# Excerpts from a figure dataset:
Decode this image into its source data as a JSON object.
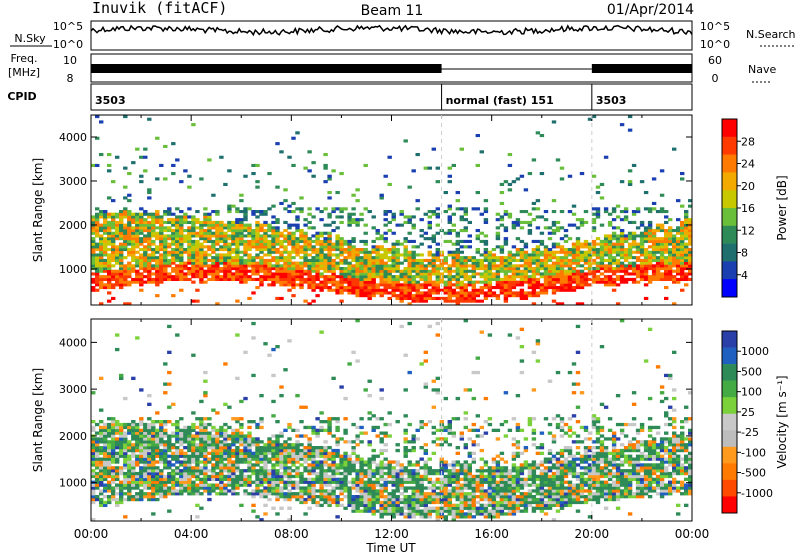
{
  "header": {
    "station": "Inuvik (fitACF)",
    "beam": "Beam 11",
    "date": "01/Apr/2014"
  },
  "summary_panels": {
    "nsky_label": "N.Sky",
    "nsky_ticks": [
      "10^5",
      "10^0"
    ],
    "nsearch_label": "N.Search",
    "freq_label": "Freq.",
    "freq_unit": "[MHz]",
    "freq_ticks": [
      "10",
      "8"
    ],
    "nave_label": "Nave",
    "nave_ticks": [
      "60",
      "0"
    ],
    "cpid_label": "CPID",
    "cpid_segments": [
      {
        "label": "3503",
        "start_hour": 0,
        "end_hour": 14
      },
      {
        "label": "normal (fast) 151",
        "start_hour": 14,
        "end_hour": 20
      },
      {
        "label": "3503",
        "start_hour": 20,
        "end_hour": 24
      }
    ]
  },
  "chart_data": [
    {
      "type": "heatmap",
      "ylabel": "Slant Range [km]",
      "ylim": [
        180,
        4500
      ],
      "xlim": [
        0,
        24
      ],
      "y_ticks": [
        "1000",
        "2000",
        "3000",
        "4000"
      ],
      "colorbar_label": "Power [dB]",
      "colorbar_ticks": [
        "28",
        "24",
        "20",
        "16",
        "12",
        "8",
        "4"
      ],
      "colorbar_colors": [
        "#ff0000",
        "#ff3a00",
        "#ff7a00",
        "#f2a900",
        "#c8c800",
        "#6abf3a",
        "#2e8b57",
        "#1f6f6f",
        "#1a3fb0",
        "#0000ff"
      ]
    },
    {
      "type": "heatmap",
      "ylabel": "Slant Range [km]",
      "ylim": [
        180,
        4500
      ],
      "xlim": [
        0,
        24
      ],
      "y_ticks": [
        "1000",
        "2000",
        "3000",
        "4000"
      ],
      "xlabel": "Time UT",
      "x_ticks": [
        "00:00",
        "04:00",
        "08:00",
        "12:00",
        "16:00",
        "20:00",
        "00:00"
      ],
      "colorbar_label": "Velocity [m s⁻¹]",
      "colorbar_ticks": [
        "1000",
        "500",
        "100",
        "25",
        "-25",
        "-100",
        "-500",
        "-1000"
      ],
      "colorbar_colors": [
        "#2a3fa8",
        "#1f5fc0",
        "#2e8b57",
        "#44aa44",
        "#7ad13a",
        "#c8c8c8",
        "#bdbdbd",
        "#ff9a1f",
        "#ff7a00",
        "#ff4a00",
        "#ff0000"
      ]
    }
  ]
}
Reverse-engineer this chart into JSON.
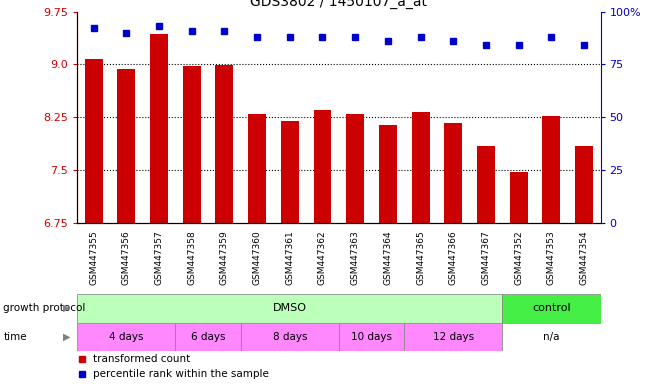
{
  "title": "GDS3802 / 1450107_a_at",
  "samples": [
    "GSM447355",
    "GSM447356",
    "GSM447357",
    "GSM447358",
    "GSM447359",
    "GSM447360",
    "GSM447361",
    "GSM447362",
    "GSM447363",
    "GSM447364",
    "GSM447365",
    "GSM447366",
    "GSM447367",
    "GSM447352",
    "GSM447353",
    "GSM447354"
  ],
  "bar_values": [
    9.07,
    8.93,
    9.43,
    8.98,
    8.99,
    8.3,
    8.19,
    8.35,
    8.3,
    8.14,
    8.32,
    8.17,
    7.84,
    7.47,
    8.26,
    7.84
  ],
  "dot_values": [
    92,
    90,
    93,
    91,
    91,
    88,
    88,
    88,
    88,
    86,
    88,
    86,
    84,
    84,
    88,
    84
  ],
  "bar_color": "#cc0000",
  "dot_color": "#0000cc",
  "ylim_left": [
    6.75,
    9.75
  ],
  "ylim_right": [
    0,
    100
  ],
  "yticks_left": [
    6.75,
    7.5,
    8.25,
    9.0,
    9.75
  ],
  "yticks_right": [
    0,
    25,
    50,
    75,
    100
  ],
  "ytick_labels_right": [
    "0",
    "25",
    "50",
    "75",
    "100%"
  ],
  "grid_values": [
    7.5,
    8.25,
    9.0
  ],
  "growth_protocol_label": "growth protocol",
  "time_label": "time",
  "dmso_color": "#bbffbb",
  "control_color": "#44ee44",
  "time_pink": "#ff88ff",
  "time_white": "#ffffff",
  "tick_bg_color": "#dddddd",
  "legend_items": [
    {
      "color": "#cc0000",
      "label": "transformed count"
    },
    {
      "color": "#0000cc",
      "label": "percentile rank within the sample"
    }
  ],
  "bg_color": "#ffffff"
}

# Short exercise:
Each record should be quoted exactly, with the images omitted.

# Answer for this exercise:
Decode this image into its source data as a JSON object.
{
  "header": {
    "station": "Inuvik (fitACF)",
    "beam": "Beam 11",
    "date": "01/Apr/2014"
  },
  "summary_panels": {
    "nsky_label": "N.Sky",
    "nsky_ticks": [
      "10^5",
      "10^0"
    ],
    "nsearch_label": "N.Search",
    "freq_label": "Freq.",
    "freq_unit": "[MHz]",
    "freq_ticks": [
      "10",
      "8"
    ],
    "nave_label": "Nave",
    "nave_ticks": [
      "60",
      "0"
    ],
    "cpid_label": "CPID",
    "cpid_segments": [
      {
        "label": "3503",
        "start_hour": 0,
        "end_hour": 14
      },
      {
        "label": "normal (fast) 151",
        "start_hour": 14,
        "end_hour": 20
      },
      {
        "label": "3503",
        "start_hour": 20,
        "end_hour": 24
      }
    ]
  },
  "chart_data": [
    {
      "type": "heatmap",
      "ylabel": "Slant Range [km]",
      "ylim": [
        180,
        4500
      ],
      "xlim": [
        0,
        24
      ],
      "y_ticks": [
        "1000",
        "2000",
        "3000",
        "4000"
      ],
      "colorbar_label": "Power [dB]",
      "colorbar_ticks": [
        "28",
        "24",
        "20",
        "16",
        "12",
        "8",
        "4"
      ],
      "colorbar_colors": [
        "#ff0000",
        "#ff3a00",
        "#ff7a00",
        "#f2a900",
        "#c8c800",
        "#6abf3a",
        "#2e8b57",
        "#1f6f6f",
        "#1a3fb0",
        "#0000ff"
      ]
    },
    {
      "type": "heatmap",
      "ylabel": "Slant Range [km]",
      "ylim": [
        180,
        4500
      ],
      "xlim": [
        0,
        24
      ],
      "y_ticks": [
        "1000",
        "2000",
        "3000",
        "4000"
      ],
      "xlabel": "Time UT",
      "x_ticks": [
        "00:00",
        "04:00",
        "08:00",
        "12:00",
        "16:00",
        "20:00",
        "00:00"
      ],
      "colorbar_label": "Velocity [m s⁻¹]",
      "colorbar_ticks": [
        "1000",
        "500",
        "100",
        "25",
        "-25",
        "-100",
        "-500",
        "-1000"
      ],
      "colorbar_colors": [
        "#2a3fa8",
        "#1f5fc0",
        "#2e8b57",
        "#44aa44",
        "#7ad13a",
        "#c8c8c8",
        "#bdbdbd",
        "#ff9a1f",
        "#ff7a00",
        "#ff4a00",
        "#ff0000"
      ]
    }
  ]
}
Reverse-engineer this chart into JSON.
{
  "title": "GDS3802 / 1450107_a_at",
  "samples": [
    "GSM447355",
    "GSM447356",
    "GSM447357",
    "GSM447358",
    "GSM447359",
    "GSM447360",
    "GSM447361",
    "GSM447362",
    "GSM447363",
    "GSM447364",
    "GSM447365",
    "GSM447366",
    "GSM447367",
    "GSM447352",
    "GSM447353",
    "GSM447354"
  ],
  "bar_values": [
    9.07,
    8.93,
    9.43,
    8.98,
    8.99,
    8.3,
    8.19,
    8.35,
    8.3,
    8.14,
    8.32,
    8.17,
    7.84,
    7.47,
    8.26,
    7.84
  ],
  "dot_values": [
    92,
    90,
    93,
    91,
    91,
    88,
    88,
    88,
    88,
    86,
    88,
    86,
    84,
    84,
    88,
    84
  ],
  "bar_color": "#cc0000",
  "dot_color": "#0000cc",
  "ylim_left": [
    6.75,
    9.75
  ],
  "ylim_right": [
    0,
    100
  ],
  "yticks_left": [
    6.75,
    7.5,
    8.25,
    9.0,
    9.75
  ],
  "yticks_right": [
    0,
    25,
    50,
    75,
    100
  ],
  "ytick_labels_right": [
    "0",
    "25",
    "50",
    "75",
    "100%"
  ],
  "grid_values": [
    7.5,
    8.25,
    9.0
  ],
  "growth_protocol_label": "growth protocol",
  "time_label": "time",
  "dmso_color": "#bbffbb",
  "control_color": "#44ee44",
  "time_pink": "#ff88ff",
  "time_white": "#ffffff",
  "tick_bg_color": "#dddddd",
  "legend_items": [
    {
      "color": "#cc0000",
      "label": "transformed count"
    },
    {
      "color": "#0000cc",
      "label": "percentile rank within the sample"
    }
  ],
  "bg_color": "#ffffff"
}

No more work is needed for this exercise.